Supplied records:

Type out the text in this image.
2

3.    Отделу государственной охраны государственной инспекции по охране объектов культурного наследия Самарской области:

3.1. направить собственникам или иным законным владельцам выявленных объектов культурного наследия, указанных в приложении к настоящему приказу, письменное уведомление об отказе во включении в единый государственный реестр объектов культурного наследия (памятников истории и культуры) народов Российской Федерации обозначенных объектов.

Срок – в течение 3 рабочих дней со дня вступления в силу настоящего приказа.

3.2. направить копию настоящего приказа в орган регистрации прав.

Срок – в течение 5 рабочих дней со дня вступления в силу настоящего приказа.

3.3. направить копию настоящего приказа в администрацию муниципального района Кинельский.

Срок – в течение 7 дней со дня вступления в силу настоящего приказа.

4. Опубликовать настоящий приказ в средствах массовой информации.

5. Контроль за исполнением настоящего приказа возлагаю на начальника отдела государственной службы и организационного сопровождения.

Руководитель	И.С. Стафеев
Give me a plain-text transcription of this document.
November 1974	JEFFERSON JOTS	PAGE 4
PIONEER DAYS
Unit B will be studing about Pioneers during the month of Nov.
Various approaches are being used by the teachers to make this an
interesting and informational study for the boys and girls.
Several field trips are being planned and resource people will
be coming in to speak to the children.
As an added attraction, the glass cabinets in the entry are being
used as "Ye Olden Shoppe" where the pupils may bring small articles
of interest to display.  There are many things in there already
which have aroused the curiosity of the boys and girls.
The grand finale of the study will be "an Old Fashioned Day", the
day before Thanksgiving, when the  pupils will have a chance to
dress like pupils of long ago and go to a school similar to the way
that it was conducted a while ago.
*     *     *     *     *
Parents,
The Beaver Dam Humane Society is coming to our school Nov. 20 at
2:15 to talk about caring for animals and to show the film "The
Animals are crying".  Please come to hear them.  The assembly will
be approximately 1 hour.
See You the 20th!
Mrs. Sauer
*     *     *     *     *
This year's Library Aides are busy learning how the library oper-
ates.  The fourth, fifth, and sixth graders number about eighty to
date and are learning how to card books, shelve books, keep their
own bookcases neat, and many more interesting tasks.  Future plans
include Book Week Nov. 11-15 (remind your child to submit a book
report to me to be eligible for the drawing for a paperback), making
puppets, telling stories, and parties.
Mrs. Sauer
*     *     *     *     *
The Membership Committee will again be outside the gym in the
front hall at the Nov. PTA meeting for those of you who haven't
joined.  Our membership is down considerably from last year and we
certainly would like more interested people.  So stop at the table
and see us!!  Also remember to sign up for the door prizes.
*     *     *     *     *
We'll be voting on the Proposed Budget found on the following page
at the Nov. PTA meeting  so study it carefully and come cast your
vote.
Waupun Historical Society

Exercise task:
Send back each record exactly as it stands.

The output:
Type out the text in this image.
2

3.    Отделу государственной охраны государственной инспекции по охране объектов культурного наследия Самарской области:

3.1. направить собственникам или иным законным владельцам выявленных объектов культурного наследия, указанных в приложении к настоящему приказу, письменное уведомление об отказе во включении в единый государственный реестр объектов культурного наследия (памятников истории и культуры) народов Российской Федерации обозначенных объектов.

Срок – в течение 3 рабочих дней со дня вступления в силу настоящего приказа.

3.2. направить копию настоящего приказа в орган регистрации прав.

Срок – в течение 5 рабочих дней со дня вступления в силу настоящего приказа.

3.3. направить копию настоящего приказа в администрацию муниципального района Кинельский.

Срок – в течение 7 дней со дня вступления в силу настоящего приказа.

4. Опубликовать настоящий приказ в средствах массовой информации.

5. Контроль за исполнением настоящего приказа возлагаю на начальника отдела государственной службы и организационного сопровождения.

Руководитель	И.С. Стафеев
Give me a plain-text transcription of this document.
November 1974	JEFFERSON JOTS	PAGE 4
PIONEER DAYS
Unit B will be studing about Pioneers during the month of Nov.
Various approaches are being used by the teachers to make this an
interesting and informational study for the boys and girls.
Several field trips are being planned and resource people will
be coming in to speak to the children.
As an added attraction, the glass cabinets in the entry are being
used as "Ye Olden Shoppe" where the pupils may bring small articles
of interest to display.  There are many things in there already
which have aroused the curiosity of the boys and girls.
The grand finale of the study will be "an Old Fashioned Day", the
day before Thanksgiving, when the  pupils will have a chance to
dress like pupils of long ago and go to a school similar to the way
that it was conducted a while ago.
*     *     *     *     *
Parents,
The Beaver Dam Humane Society is coming to our school Nov. 20 at
2:15 to talk about caring for animals and to show the film "The
Animals are crying".  Please come to hear them.  The assembly will
be approximately 1 hour.
See You the 20th!
Mrs. Sauer
*     *     *     *     *
This year's Library Aides are busy learning how the library oper-
ates.  The fourth, fifth, and sixth graders number about eighty to
date and are learning how to card books, shelve books, keep their
own bookcases neat, and many more interesting tasks.  Future plans
include Book Week Nov. 11-15 (remind your child to submit a book
report to me to be eligible for the drawing for a paperback), making
puppets, telling stories, and parties.
Mrs. Sauer
*     *     *     *     *
The Membership Committee will again be outside the gym in the
front hall at the Nov. PTA meeting for those of you who haven't
joined.  Our membership is down considerably from last year and we
certainly would like more interested people.  So stop at the table
and see us!!  Also remember to sign up for the door prizes.
*     *     *     *     *
We'll be voting on the Proposed Budget found on the following page
at the Nov. PTA meeting  so study it carefully and come cast your
vote.
Waupun Historical Society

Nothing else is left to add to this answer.